| Exercise |
Each record is to be printed again precisely as it reads.

| Given records |
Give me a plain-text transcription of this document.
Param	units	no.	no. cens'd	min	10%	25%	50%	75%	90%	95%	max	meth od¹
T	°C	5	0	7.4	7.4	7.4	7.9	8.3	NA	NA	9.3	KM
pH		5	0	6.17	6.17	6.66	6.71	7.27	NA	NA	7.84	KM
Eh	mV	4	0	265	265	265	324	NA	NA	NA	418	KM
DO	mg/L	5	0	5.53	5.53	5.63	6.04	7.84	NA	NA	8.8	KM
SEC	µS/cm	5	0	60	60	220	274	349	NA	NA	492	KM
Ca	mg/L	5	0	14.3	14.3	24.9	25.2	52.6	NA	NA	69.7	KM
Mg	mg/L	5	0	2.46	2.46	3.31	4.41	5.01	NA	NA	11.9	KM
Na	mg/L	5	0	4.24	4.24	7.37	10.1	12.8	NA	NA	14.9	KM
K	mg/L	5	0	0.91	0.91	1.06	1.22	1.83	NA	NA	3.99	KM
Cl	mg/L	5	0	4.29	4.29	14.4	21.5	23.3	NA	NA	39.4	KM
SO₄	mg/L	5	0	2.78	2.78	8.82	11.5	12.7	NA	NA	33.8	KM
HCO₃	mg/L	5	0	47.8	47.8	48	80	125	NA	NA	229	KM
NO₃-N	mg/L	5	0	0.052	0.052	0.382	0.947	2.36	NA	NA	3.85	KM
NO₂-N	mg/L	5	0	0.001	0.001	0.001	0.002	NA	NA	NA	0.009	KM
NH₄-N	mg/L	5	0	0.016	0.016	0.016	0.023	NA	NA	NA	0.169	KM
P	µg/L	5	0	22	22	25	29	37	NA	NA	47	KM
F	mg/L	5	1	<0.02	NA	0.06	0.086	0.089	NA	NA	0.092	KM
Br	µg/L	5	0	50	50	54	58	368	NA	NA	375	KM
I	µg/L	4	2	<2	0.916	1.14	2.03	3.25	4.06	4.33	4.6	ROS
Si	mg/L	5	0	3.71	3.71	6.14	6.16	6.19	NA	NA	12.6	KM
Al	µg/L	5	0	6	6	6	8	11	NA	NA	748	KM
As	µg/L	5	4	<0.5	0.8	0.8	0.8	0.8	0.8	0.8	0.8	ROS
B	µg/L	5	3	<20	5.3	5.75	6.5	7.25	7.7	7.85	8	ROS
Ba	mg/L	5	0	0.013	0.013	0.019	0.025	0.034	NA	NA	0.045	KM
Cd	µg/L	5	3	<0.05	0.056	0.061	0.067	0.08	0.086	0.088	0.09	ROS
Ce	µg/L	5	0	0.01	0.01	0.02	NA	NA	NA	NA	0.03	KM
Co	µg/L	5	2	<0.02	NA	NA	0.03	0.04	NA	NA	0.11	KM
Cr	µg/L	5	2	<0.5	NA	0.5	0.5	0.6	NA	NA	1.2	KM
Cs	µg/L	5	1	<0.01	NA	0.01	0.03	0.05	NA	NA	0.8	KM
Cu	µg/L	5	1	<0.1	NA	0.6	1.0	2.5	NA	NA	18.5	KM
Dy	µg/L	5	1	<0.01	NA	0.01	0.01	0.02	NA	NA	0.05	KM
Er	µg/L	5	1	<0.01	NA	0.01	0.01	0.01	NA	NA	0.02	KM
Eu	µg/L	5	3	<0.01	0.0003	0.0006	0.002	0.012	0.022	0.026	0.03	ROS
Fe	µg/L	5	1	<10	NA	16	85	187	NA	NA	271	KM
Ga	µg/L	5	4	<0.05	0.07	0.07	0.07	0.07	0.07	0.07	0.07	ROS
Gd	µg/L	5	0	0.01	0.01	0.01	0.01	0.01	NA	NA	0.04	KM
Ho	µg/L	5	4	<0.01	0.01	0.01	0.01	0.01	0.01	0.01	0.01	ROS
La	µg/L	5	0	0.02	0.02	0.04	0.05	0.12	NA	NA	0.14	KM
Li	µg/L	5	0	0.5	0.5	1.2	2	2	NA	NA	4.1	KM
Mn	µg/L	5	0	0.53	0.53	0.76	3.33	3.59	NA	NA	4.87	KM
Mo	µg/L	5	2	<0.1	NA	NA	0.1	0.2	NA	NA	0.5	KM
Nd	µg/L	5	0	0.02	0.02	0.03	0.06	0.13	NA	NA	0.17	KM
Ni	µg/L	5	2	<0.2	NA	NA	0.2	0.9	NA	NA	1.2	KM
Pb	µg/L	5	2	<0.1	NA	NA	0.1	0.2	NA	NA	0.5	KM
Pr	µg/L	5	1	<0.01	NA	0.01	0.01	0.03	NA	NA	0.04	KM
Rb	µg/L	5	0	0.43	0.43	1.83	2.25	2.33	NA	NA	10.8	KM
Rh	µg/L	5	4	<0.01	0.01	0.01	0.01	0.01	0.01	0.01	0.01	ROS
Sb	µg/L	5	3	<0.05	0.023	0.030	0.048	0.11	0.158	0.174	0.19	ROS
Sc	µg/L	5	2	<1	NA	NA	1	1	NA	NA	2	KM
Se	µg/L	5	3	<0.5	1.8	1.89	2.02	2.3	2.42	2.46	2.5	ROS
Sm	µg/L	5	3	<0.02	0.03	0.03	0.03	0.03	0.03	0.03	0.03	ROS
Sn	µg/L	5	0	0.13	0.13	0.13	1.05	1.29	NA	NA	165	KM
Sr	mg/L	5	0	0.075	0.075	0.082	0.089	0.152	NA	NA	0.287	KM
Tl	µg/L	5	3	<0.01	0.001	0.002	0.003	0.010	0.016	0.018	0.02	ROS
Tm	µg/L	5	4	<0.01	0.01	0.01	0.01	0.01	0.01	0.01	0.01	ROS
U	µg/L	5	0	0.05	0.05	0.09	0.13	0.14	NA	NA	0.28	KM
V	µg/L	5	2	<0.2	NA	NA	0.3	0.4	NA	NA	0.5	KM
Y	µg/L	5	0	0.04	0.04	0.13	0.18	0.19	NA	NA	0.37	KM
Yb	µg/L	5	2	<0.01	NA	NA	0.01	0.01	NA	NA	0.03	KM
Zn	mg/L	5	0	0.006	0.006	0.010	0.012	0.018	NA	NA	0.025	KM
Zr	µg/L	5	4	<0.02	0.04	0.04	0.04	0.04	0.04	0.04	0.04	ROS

| Task solution |
Give me a plain-text transcription of this document.
Param	units	no.	no. cens'd	min	10%	25%	50%	75%	90%	95%	max	meth od¹
T	°C	5	0	7.4	7.4	7.4	7.9	8.3	NA	NA	9.3	KM
pH		5	0	6.17	6.17	6.66	6.71	7.27	NA	NA	7.84	KM
Eh	mV	4	0	265	265	265	324	NA	NA	NA	418	KM
DO	mg/L	5	0	5.53	5.53	5.63	6.04	7.84	NA	NA	8.8	KM
SEC	µS/cm	5	0	60	60	220	274	349	NA	NA	492	KM
Ca	mg/L	5	0	14.3	14.3	24.9	25.2	52.6	NA	NA	69.7	KM
Mg	mg/L	5	0	2.46	2.46	3.31	4.41	5.01	NA	NA	11.9	KM
Na	mg/L	5	0	4.24	4.24	7.37	10.1	12.8	NA	NA	14.9	KM
K	mg/L	5	0	0.91	0.91	1.06	1.22	1.83	NA	NA	3.99	KM
Cl	mg/L	5	0	4.29	4.29	14.4	21.5	23.3	NA	NA	39.4	KM
SO₄	mg/L	5	0	2.78	2.78	8.82	11.5	12.7	NA	NA	33.8	KM
HCO₃	mg/L	5	0	47.8	47.8	48	80	125	NA	NA	229	KM
NO₃-N	mg/L	5	0	0.052	0.052	0.382	0.947	2.36	NA	NA	3.85	KM
NO₂-N	mg/L	5	0	0.001	0.001	0.001	0.002	NA	NA	NA	0.009	KM
NH₄-N	mg/L	5	0	0.016	0.016	0.016	0.023	NA	NA	NA	0.169	KM
P	µg/L	5	0	22	22	25	29	37	NA	NA	47	KM
F	mg/L	5	1	<0.02	NA	0.06	0.086	0.089	NA	NA	0.092	KM
Br	µg/L	5	0	50	50	54	58	368	NA	NA	375	KM
I	µg/L	4	2	<2	0.916	1.14	2.03	3.25	4.06	4.33	4.6	ROS
Si	mg/L	5	0	3.71	3.71	6.14	6.16	6.19	NA	NA	12.6	KM
Al	µg/L	5	0	6	6	6	8	11	NA	NA	748	KM
As	µg/L	5	4	<0.5	0.8	0.8	0.8	0.8	0.8	0.8	0.8	ROS
B	µg/L	5	3	<20	5.3	5.75	6.5	7.25	7.7	7.85	8	ROS
Ba	mg/L	5	0	0.013	0.013	0.019	0.025	0.034	NA	NA	0.045	KM
Cd	µg/L	5	3	<0.05	0.056	0.061	0.067	0.08	0.086	0.088	0.09	ROS
Ce	µg/L	5	0	0.01	0.01	0.02	NA	NA	NA	NA	0.03	KM
Co	µg/L	5	2	<0.02	NA	NA	0.03	0.04	NA	NA	0.11	KM
Cr	µg/L	5	2	<0.5	NA	0.5	0.5	0.6	NA	NA	1.2	KM
Cs	µg/L	5	1	<0.01	NA	0.01	0.03	0.05	NA	NA	0.8	KM
Cu	µg/L	5	1	<0.1	NA	0.6	1.0	2.5	NA	NA	18.5	KM
Dy	µg/L	5	1	<0.01	NA	0.01	0.01	0.02	NA	NA	0.05	KM
Er	µg/L	5	1	<0.01	NA	0.01	0.01	0.01	NA	NA	0.02	KM
Eu	µg/L	5	3	<0.01	0.0003	0.0006	0.002	0.012	0.022	0.026	0.03	ROS
Fe	µg/L	5	1	<10	NA	16	85	187	NA	NA	271	KM
Ga	µg/L	5	4	<0.05	0.07	0.07	0.07	0.07	0.07	0.07	0.07	ROS
Gd	µg/L	5	0	0.01	0.01	0.01	0.01	0.01	NA	NA	0.04	KM
Ho	µg/L	5	4	<0.01	0.01	0.01	0.01	0.01	0.01	0.01	0.01	ROS
La	µg/L	5	0	0.02	0.02	0.04	0.05	0.12	NA	NA	0.14	KM
Li	µg/L	5	0	0.5	0.5	1.2	2	2	NA	NA	4.1	KM
Mn	µg/L	5	0	0.53	0.53	0.76	3.33	3.59	NA	NA	4.87	KM
Mo	µg/L	5	2	<0.1	NA	NA	0.1	0.2	NA	NA	0.5	KM
Nd	µg/L	5	0	0.02	0.02	0.03	0.06	0.13	NA	NA	0.17	KM
Ni	µg/L	5	2	<0.2	NA	NA	0.2	0.9	NA	NA	1.2	KM
Pb	µg/L	5	2	<0.1	NA	NA	0.1	0.2	NA	NA	0.5	KM
Pr	µg/L	5	1	<0.01	NA	0.01	0.01	0.03	NA	NA	0.04	KM
Rb	µg/L	5	0	0.43	0.43	1.83	2.25	2.33	NA	NA	10.8	KM
Rh	µg/L	5	4	<0.01	0.01	0.01	0.01	0.01	0.01	0.01	0.01	ROS
Sb	µg/L	5	3	<0.05	0.023	0.030	0.048	0.11	0.158	0.174	0.19	ROS
Sc	µg/L	5	2	<1	NA	NA	1	1	NA	NA	2	KM
Se	µg/L	5	3	<0.5	1.8	1.89	2.02	2.3	2.42	2.46	2.5	ROS
Sm	µg/L	5	3	<0.02	0.03	0.03	0.03	0.03	0.03	0.03	0.03	ROS
Sn	µg/L	5	0	0.13	0.13	0.13	1.05	1.29	NA	NA	165	KM
Sr	mg/L	5	0	0.075	0.075	0.082	0.089	0.152	NA	NA	0.287	KM
Tl	µg/L	5	3	<0.01	0.001	0.002	0.003	0.010	0.016	0.018	0.02	ROS
Tm	µg/L	5	4	<0.01	0.01	0.01	0.01	0.01	0.01	0.01	0.01	ROS
U	µg/L	5	0	0.05	0.05	0.09	0.13	0.14	NA	NA	0.28	KM
V	µg/L	5	2	<0.2	NA	NA	0.3	0.4	NA	NA	0.5	KM
Y	µg/L	5	0	0.04	0.04	0.13	0.18	0.19	NA	NA	0.37	KM
Yb	µg/L	5	2	<0.01	NA	NA	0.01	0.01	NA	NA	0.03	KM
Zn	mg/L	5	0	0.006	0.006	0.010	0.012	0.018	NA	NA	0.025	KM
Zr	µg/L	5	4	<0.02	0.04	0.04	0.04	0.04	0.04	0.04	0.04	ROS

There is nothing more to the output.